* _PAGE EXTRACT_
----

Cairo, Egyptian Museum and the Pyramids, part 3

   Paul and I meet Jennifer at eight for breakfast. I still cannot get over the array and amount of food that is offered. We meet Hussein and our group at nine o’clock at “point X” and Hussein leads us to our coach. It is a big coach so there is plenty of room for our group to spread out. This morning we have a security guard escorting us. The man sits up front so when Hussein introduces him, I cannot really see him as Paul, and I are sitting towards the back of the bus.

   When we get off the bus at the Egyptian Museum, I notice a man wearing a very nice suit, scrutinizing us as we gather around Hussein. It takes me a minute to realize that this is our security guard. I suppose he is studying us so intently so he can recognize the tourists he is responsible for.

The Egyptian Museum

   Once we are clustered around Hussein, he calls out a phrase we will hear often on our adventure in Egypt. In a very melodious tone Hussein says “Follow me” and we dutifully line up behind our guide and walk to the museum. Hussein purchases our tickets and when he passes them out to us, he rapidly says the word “ticket” over and over. His quick-fire chant would make the best auctioneer in the USA sit up and take notice. We get to listen to his auctioneer chant whenever we must have tickets to gain entrance to the various places we visit. I love it and it always makes me chuckle!

   Because of the crowd of visitors in the museum, we must wait, or others must wait on us, as the guides stop at some of the most popular items to talk about the significance of the pieces. Hussein takes us to the Egyptian Rosetta Stone; well, it is just a cast or maybe even just a photo behind glass, hung on the wall, since the real Rosetta Stone is in the British Museum. Despite many requests from the Egyptian government asking for the return of the Rosetta Stone, the Brits are refusing to return it to its rightful owners (in my opinion). Anyway, this important tablet is what helped scholars break the mystery of the hieroglyphic language. This is because the same phrase on the Rosetta Stone is in three languages, Demotic, Greek, and Hieroglyphic. I have no idea what the Demotic language is.

Hussein telling us about the Rosetta Stone

    As we continue to be schooled about various items from Hussein, it becomes clear the man is a fountain of knowledge. Names, dates, and stories flow from him without any stumbling or pausing. We learn that Hussein is an Egyptologist, he also was an archeologist for a few years and then if I remember correctly, he became a tour guide.  I believe we have a superb guide although this could be premature since this is our first real outing with him. I can already see that Hussein is humorous, knowledgeable, candid, and very personable.

----

* _SOURCE DATA_
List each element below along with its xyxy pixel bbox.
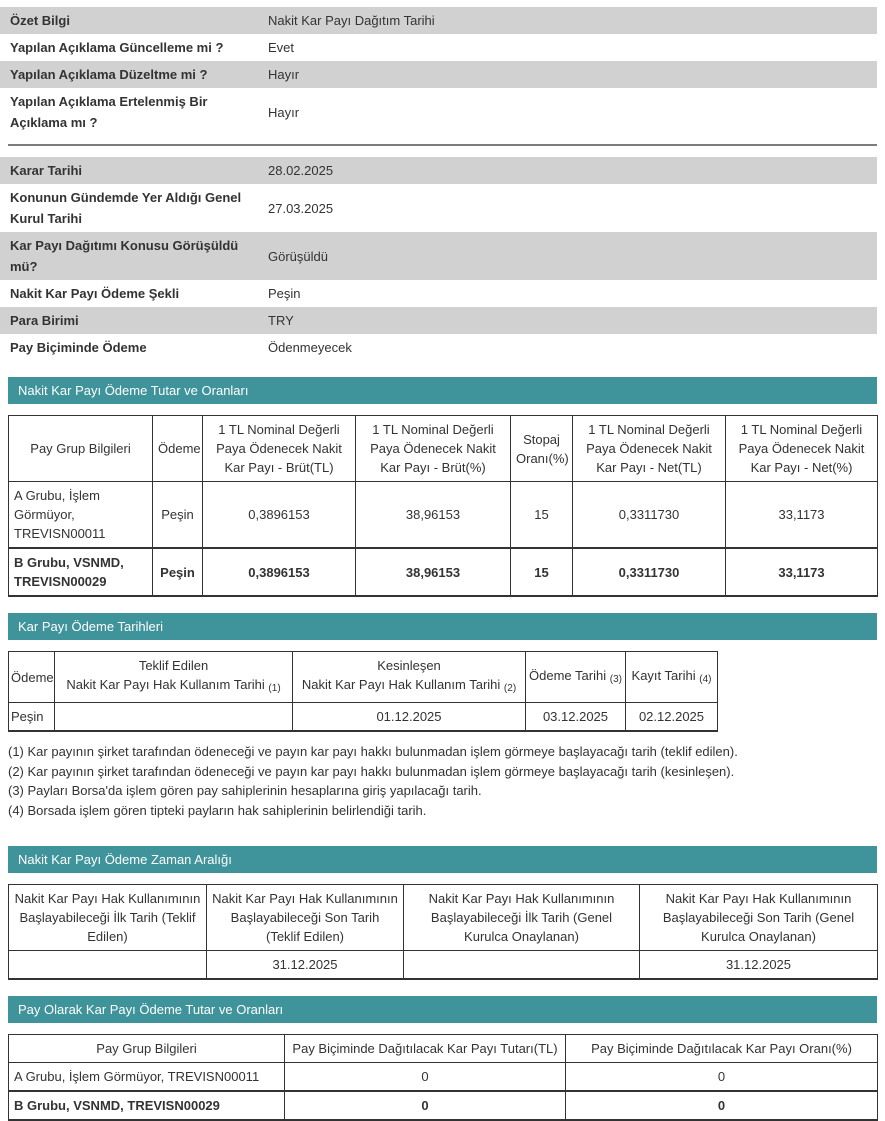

----

* _THE TASK_
In the Cairo travel account, condense the paragraph beginning "Once we are clustered around Hussein" into a short bulleted list that keeps its main facts. The data has no connection to the Cairo travel account.

* _COMPLETE RESPONSE_
- Once the group gathers, Hussein sings out "Follow me," a phrase heard often on the trip, and everyone lines up behind him to walk to the museum.
- He buys the tickets and hands them out while rapidly chanting "ticket," like an auctioneer.
- He repeats this chant whenever tickets are needed to enter a site, and it always makes me chuckle.